* WORK REQUIRED
Transcribe the listing verbatim. Do not carry over any pictures.
== THE INPUT ==
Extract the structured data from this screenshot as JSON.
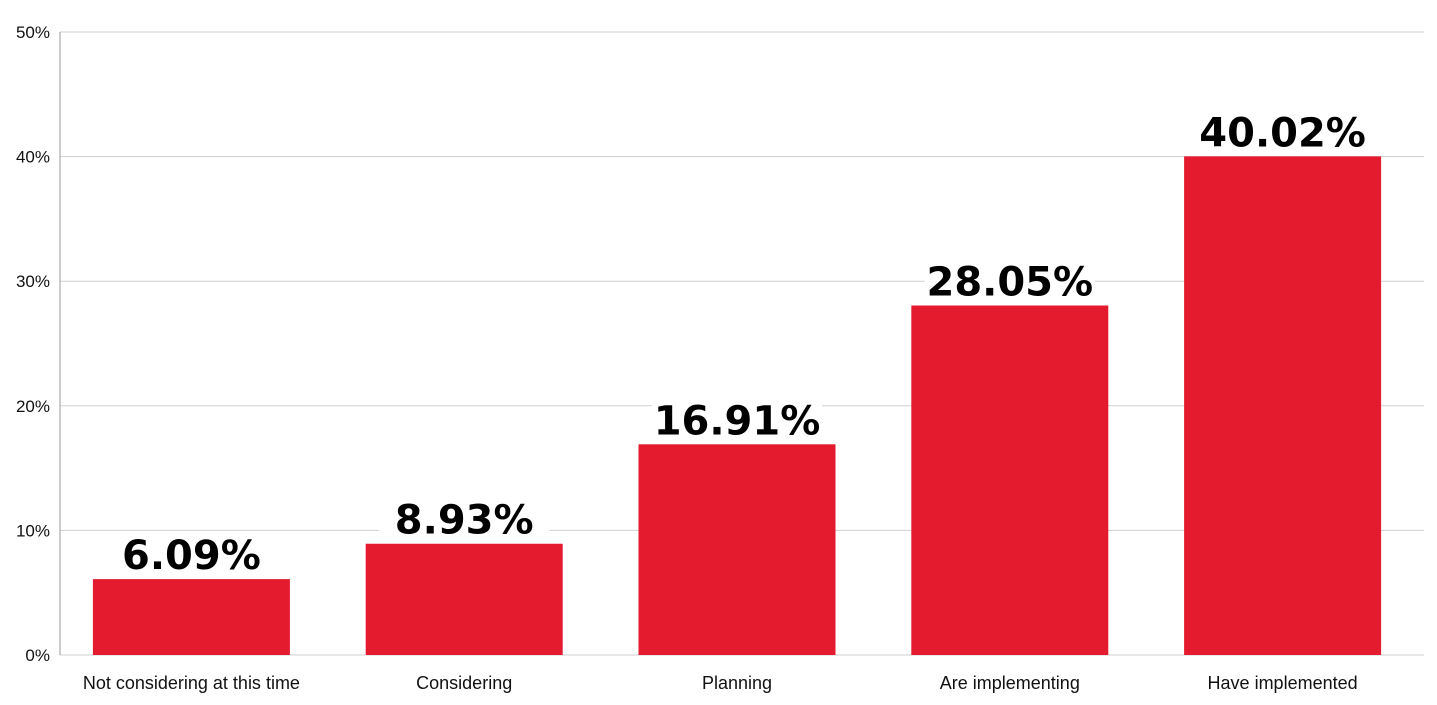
{
  "chart_data": {
    "type": "bar",
    "title": "",
    "xlabel": "",
    "ylabel": "",
    "categories": [
      "Not considering at this time",
      "Considering",
      "Planning",
      "Are implementing",
      "Have implemented"
    ],
    "values": [
      6.09,
      8.93,
      16.91,
      28.05,
      40.02
    ],
    "value_labels": [
      "6.09%",
      "8.93%",
      "16.91%",
      "28.05%",
      "40.02%"
    ],
    "ylim": [
      0,
      50
    ],
    "yticks": [
      0,
      10,
      20,
      30,
      40,
      50
    ],
    "ytick_labels": [
      "0%",
      "10%",
      "20%",
      "30%",
      "40%",
      "50%"
    ],
    "grid": true,
    "legend": "none",
    "bar_color": "#e41b2f",
    "grid_color": "#cfcfcf",
    "axis_color": "#9a9a9a"
  }
}
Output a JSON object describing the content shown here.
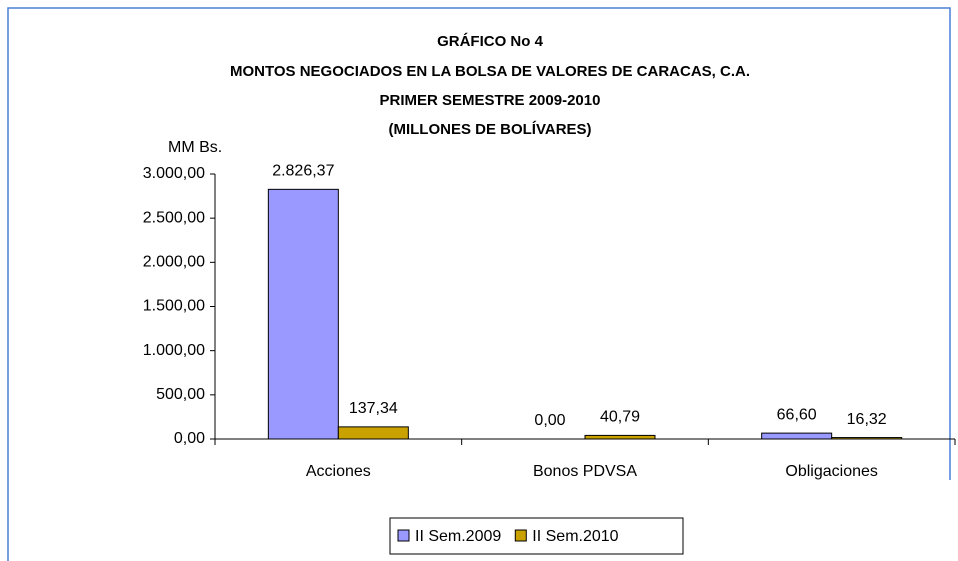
===
* THE RESPONSE
Extract the structured data from this screenshot as JSON.
{
  "chart_data": {
    "type": "bar",
    "title": "",
    "xlabel": "",
    "ylabel": "",
    "categories": [
      "Not considering at this time",
      "Considering",
      "Planning",
      "Are implementing",
      "Have implemented"
    ],
    "values": [
      6.09,
      8.93,
      16.91,
      28.05,
      40.02
    ],
    "value_labels": [
      "6.09%",
      "8.93%",
      "16.91%",
      "28.05%",
      "40.02%"
    ],
    "ylim": [
      0,
      50
    ],
    "yticks": [
      0,
      10,
      20,
      30,
      40,
      50
    ],
    "ytick_labels": [
      "0%",
      "10%",
      "20%",
      "30%",
      "40%",
      "50%"
    ],
    "grid": true,
    "legend": "none",
    "bar_color": "#e41b2f",
    "grid_color": "#cfcfcf",
    "axis_color": "#9a9a9a"
  }
}
Output a JSON object describing the content shown here.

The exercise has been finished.